══ Input for this task ══

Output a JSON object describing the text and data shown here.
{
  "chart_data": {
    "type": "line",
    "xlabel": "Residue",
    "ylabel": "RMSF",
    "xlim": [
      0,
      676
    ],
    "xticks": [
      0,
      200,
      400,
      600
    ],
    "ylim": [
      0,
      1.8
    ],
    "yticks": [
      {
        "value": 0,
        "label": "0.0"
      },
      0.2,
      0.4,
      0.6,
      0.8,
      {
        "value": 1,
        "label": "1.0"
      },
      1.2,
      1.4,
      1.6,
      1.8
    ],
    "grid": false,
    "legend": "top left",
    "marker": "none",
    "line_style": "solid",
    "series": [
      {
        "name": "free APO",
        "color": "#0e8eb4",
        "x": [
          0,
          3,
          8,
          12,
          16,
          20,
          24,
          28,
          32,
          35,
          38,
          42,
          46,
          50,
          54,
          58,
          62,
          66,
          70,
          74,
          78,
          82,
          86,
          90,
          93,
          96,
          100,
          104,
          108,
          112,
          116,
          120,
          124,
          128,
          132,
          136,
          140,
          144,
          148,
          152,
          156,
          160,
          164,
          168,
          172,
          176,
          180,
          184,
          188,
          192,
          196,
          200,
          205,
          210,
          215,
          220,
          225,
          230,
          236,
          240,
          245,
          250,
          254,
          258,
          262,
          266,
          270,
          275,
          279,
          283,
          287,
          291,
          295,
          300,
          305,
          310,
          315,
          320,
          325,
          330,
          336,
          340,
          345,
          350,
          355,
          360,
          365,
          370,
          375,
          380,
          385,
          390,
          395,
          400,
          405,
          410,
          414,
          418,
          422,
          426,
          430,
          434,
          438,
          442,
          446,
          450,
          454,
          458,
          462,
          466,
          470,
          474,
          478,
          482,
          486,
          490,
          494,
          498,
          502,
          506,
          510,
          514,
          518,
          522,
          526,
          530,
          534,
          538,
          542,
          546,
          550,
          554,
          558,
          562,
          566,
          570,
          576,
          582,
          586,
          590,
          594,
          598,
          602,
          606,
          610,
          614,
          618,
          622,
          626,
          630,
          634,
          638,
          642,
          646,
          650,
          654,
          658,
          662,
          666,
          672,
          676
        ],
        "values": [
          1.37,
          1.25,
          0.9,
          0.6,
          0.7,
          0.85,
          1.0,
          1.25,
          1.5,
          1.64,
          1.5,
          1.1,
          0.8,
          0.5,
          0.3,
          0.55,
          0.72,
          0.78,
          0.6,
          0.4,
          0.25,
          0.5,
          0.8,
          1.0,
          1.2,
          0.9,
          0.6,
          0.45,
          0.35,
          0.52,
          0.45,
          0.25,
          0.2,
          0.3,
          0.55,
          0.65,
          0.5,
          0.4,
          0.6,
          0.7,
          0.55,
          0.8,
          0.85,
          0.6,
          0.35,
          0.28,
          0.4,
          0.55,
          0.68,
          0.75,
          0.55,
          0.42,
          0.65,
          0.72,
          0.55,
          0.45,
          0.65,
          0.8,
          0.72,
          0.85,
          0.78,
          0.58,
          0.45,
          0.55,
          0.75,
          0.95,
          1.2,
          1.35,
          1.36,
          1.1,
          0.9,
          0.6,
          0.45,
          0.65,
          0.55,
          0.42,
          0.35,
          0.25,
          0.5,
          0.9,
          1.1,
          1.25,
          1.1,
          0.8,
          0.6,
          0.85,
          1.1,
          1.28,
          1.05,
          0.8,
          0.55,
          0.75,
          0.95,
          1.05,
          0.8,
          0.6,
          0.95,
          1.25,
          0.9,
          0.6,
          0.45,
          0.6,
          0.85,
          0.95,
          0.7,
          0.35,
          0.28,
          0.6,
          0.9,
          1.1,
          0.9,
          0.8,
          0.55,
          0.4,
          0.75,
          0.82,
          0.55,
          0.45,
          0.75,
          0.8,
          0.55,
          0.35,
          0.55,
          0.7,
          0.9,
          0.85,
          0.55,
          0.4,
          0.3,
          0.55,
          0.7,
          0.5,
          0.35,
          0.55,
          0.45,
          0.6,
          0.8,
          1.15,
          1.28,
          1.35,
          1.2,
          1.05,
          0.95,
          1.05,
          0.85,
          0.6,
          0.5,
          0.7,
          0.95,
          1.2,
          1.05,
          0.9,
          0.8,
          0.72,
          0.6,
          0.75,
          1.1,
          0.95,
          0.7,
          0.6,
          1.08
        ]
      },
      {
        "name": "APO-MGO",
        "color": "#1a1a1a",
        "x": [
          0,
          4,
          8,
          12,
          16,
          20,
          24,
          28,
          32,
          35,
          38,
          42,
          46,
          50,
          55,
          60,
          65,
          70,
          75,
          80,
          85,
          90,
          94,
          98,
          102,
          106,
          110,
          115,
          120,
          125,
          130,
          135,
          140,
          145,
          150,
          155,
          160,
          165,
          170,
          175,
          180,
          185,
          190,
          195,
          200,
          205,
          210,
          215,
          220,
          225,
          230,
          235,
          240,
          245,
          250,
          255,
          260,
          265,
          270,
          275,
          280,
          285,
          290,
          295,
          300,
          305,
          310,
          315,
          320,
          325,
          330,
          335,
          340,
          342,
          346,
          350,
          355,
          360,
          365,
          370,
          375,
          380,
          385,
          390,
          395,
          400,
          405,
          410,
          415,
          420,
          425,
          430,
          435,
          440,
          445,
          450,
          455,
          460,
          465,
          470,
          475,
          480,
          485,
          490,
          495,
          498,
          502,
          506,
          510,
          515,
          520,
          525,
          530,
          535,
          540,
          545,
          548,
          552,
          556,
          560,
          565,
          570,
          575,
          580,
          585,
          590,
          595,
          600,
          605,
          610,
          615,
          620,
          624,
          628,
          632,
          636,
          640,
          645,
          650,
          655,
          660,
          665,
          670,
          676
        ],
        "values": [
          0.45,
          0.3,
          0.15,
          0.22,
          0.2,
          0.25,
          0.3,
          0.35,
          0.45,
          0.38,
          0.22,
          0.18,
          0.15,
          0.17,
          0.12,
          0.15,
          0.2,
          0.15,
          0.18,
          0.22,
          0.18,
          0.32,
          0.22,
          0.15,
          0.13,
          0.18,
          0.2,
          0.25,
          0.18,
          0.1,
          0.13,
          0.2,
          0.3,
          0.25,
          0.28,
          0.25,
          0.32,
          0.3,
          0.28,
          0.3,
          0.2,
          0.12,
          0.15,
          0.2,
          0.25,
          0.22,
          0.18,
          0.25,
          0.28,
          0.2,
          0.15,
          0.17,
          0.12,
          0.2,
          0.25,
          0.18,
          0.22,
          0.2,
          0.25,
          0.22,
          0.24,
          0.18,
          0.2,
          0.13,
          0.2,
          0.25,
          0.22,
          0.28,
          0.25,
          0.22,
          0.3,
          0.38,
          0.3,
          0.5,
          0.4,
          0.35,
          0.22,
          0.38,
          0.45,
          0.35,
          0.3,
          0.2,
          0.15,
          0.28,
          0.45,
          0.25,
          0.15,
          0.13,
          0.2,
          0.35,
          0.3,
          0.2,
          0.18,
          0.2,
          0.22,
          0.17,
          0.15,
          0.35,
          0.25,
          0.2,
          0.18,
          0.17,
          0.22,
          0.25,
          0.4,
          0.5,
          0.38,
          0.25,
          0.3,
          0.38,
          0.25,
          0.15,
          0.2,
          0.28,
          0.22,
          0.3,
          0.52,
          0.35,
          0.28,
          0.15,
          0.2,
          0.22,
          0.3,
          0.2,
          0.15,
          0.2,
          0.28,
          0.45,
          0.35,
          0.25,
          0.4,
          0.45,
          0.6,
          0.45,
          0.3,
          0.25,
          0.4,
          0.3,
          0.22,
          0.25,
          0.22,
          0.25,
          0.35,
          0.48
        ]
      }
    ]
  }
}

═══

What you need to do — Type out all of the material again, word for word.

Response to this task —
Output a JSON object describing the text and data shown here.
{
  "chart_data": {
    "type": "line",
    "xlabel": "Residue",
    "ylabel": "RMSF",
    "xlim": [
      0,
      676
    ],
    "xticks": [
      0,
      200,
      400,
      600
    ],
    "ylim": [
      0,
      1.8
    ],
    "yticks": [
      {
        "value": 0,
        "label": "0.0"
      },
      0.2,
      0.4,
      0.6,
      0.8,
      {
        "value": 1,
        "label": "1.0"
      },
      1.2,
      1.4,
      1.6,
      1.8
    ],
    "grid": false,
    "legend": "top left",
    "marker": "none",
    "line_style": "solid",
    "series": [
      {
        "name": "free APO",
        "color": "#0e8eb4",
        "x": [
          0,
          3,
          8,
          12,
          16,
          20,
          24,
          28,
          32,
          35,
          38,
          42,
          46,
          50,
          54,
          58,
          62,
          66,
          70,
          74,
          78,
          82,
          86,
          90,
          93,
          96,
          100,
          104,
          108,
          112,
          116,
          120,
          124,
          128,
          132,
          136,
          140,
          144,
          148,
          152,
          156,
          160,
          164,
          168,
          172,
          176,
          180,
          184,
          188,
          192,
          196,
          200,
          205,
          210,
          215,
          220,
          225,
          230,
          236,
          240,
          245,
          250,
          254,
          258,
          262,
          266,
          270,
          275,
          279,
          283,
          287,
          291,
          295,
          300,
          305,
          310,
          315,
          320,
          325,
          330,
          336,
          340,
          345,
          350,
          355,
          360,
          365,
          370,
          375,
          380,
          385,
          390,
          395,
          400,
          405,
          410,
          414,
          418,
          422,
          426,
          430,
          434,
          438,
          442,
          446,
          450,
          454,
          458,
          462,
          466,
          470,
          474,
          478,
          482,
          486,
          490,
          494,
          498,
          502,
          506,
          510,
          514,
          518,
          522,
          526,
          530,
          534,
          538,
          542,
          546,
          550,
          554,
          558,
          562,
          566,
          570,
          576,
          582,
          586,
          590,
          594,
          598,
          602,
          606,
          610,
          614,
          618,
          622,
          626,
          630,
          634,
          638,
          642,
          646,
          650,
          654,
          658,
          662,
          666,
          672,
          676
        ],
        "values": [
          1.37,
          1.25,
          0.9,
          0.6,
          0.7,
          0.85,
          1.0,
          1.25,
          1.5,
          1.64,
          1.5,
          1.1,
          0.8,
          0.5,
          0.3,
          0.55,
          0.72,
          0.78,
          0.6,
          0.4,
          0.25,
          0.5,
          0.8,
          1.0,
          1.2,
          0.9,
          0.6,
          0.45,
          0.35,
          0.52,
          0.45,
          0.25,
          0.2,
          0.3,
          0.55,
          0.65,
          0.5,
          0.4,
          0.6,
          0.7,
          0.55,
          0.8,
          0.85,
          0.6,
          0.35,
          0.28,
          0.4,
          0.55,
          0.68,
          0.75,
          0.55,
          0.42,
          0.65,
          0.72,
          0.55,
          0.45,
          0.65,
          0.8,
          0.72,
          0.85,
          0.78,
          0.58,
          0.45,
          0.55,
          0.75,
          0.95,
          1.2,
          1.35,
          1.36,
          1.1,
          0.9,
          0.6,
          0.45,
          0.65,
          0.55,
          0.42,
          0.35,
          0.25,
          0.5,
          0.9,
          1.1,
          1.25,
          1.1,
          0.8,
          0.6,
          0.85,
          1.1,
          1.28,
          1.05,
          0.8,
          0.55,
          0.75,
          0.95,
          1.05,
          0.8,
          0.6,
          0.95,
          1.25,
          0.9,
          0.6,
          0.45,
          0.6,
          0.85,
          0.95,
          0.7,
          0.35,
          0.28,
          0.6,
          0.9,
          1.1,
          0.9,
          0.8,
          0.55,
          0.4,
          0.75,
          0.82,
          0.55,
          0.45,
          0.75,
          0.8,
          0.55,
          0.35,
          0.55,
          0.7,
          0.9,
          0.85,
          0.55,
          0.4,
          0.3,
          0.55,
          0.7,
          0.5,
          0.35,
          0.55,
          0.45,
          0.6,
          0.8,
          1.15,
          1.28,
          1.35,
          1.2,
          1.05,
          0.95,
          1.05,
          0.85,
          0.6,
          0.5,
          0.7,
          0.95,
          1.2,
          1.05,
          0.9,
          0.8,
          0.72,
          0.6,
          0.75,
          1.1,
          0.95,
          0.7,
          0.6,
          1.08
        ]
      },
      {
        "name": "APO-MGO",
        "color": "#1a1a1a",
        "x": [
          0,
          4,
          8,
          12,
          16,
          20,
          24,
          28,
          32,
          35,
          38,
          42,
          46,
          50,
          55,
          60,
          65,
          70,
          75,
          80,
          85,
          90,
          94,
          98,
          102,
          106,
          110,
          115,
          120,
          125,
          130,
          135,
          140,
          145,
          150,
          155,
          160,
          165,
          170,
          175,
          180,
          185,
          190,
          195,
          200,
          205,
          210,
          215,
          220,
          225,
          230,
          235,
          240,
          245,
          250,
          255,
          260,
          265,
          270,
          275,
          280,
          285,
          290,
          295,
          300,
          305,
          310,
          315,
          320,
          325,
          330,
          335,
          340,
          342,
          346,
          350,
          355,
          360,
          365,
          370,
          375,
          380,
          385,
          390,
          395,
          400,
          405,
          410,
          415,
          420,
          425,
          430,
          435,
          440,
          445,
          450,
          455,
          460,
          465,
          470,
          475,
          480,
          485,
          490,
          495,
          498,
          502,
          506,
          510,
          515,
          520,
          525,
          530,
          535,
          540,
          545,
          548,
          552,
          556,
          560,
          565,
          570,
          575,
          580,
          585,
          590,
          595,
          600,
          605,
          610,
          615,
          620,
          624,
          628,
          632,
          636,
          640,
          645,
          650,
          655,
          660,
          665,
          670,
          676
        ],
        "values": [
          0.45,
          0.3,
          0.15,
          0.22,
          0.2,
          0.25,
          0.3,
          0.35,
          0.45,
          0.38,
          0.22,
          0.18,
          0.15,
          0.17,
          0.12,
          0.15,
          0.2,
          0.15,
          0.18,
          0.22,
          0.18,
          0.32,
          0.22,
          0.15,
          0.13,
          0.18,
          0.2,
          0.25,
          0.18,
          0.1,
          0.13,
          0.2,
          0.3,
          0.25,
          0.28,
          0.25,
          0.32,
          0.3,
          0.28,
          0.3,
          0.2,
          0.12,
          0.15,
          0.2,
          0.25,
          0.22,
          0.18,
          0.25,
          0.28,
          0.2,
          0.15,
          0.17,
          0.12,
          0.2,
          0.25,
          0.18,
          0.22,
          0.2,
          0.25,
          0.22,
          0.24,
          0.18,
          0.2,
          0.13,
          0.2,
          0.25,
          0.22,
          0.28,
          0.25,
          0.22,
          0.3,
          0.38,
          0.3,
          0.5,
          0.4,
          0.35,
          0.22,
          0.38,
          0.45,
          0.35,
          0.3,
          0.2,
          0.15,
          0.28,
          0.45,
          0.25,
          0.15,
          0.13,
          0.2,
          0.35,
          0.3,
          0.2,
          0.18,
          0.2,
          0.22,
          0.17,
          0.15,
          0.35,
          0.25,
          0.2,
          0.18,
          0.17,
          0.22,
          0.25,
          0.4,
          0.5,
          0.38,
          0.25,
          0.3,
          0.38,
          0.25,
          0.15,
          0.2,
          0.28,
          0.22,
          0.3,
          0.52,
          0.35,
          0.28,
          0.15,
          0.2,
          0.22,
          0.3,
          0.2,
          0.15,
          0.2,
          0.28,
          0.45,
          0.35,
          0.25,
          0.4,
          0.45,
          0.6,
          0.45,
          0.3,
          0.25,
          0.4,
          0.3,
          0.22,
          0.25,
          0.22,
          0.25,
          0.35,
          0.48
        ]
      }
    ]
  }
}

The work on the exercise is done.